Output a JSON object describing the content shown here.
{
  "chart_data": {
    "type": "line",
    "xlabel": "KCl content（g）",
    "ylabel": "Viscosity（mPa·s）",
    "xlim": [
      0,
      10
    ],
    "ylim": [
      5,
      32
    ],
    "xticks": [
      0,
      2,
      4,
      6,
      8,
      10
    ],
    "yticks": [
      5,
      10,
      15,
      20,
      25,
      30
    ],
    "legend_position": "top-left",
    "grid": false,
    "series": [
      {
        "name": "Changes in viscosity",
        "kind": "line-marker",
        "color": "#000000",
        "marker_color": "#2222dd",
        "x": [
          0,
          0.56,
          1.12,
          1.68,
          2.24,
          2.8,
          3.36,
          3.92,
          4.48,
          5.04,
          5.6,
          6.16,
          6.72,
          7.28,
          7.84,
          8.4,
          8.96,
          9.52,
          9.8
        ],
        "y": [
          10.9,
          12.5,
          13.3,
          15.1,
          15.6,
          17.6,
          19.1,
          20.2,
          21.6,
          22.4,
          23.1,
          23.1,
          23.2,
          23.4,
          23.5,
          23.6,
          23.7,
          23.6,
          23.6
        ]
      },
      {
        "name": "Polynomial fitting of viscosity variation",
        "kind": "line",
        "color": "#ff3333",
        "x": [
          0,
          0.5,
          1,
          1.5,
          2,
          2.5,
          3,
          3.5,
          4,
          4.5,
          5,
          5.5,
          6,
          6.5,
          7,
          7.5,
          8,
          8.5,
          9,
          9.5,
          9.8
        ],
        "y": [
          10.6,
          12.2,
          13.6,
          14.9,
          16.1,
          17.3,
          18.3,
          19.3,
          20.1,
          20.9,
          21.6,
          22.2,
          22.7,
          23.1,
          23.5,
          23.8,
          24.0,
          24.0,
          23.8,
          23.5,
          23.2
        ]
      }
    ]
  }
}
◇ ◇ ◇ ◇
## Task to carry out
Of the lines above, copy each that contains "content".

## Complete response
Output a JSON object describing the content shown here.
    "xlabel": "KCl content（g）",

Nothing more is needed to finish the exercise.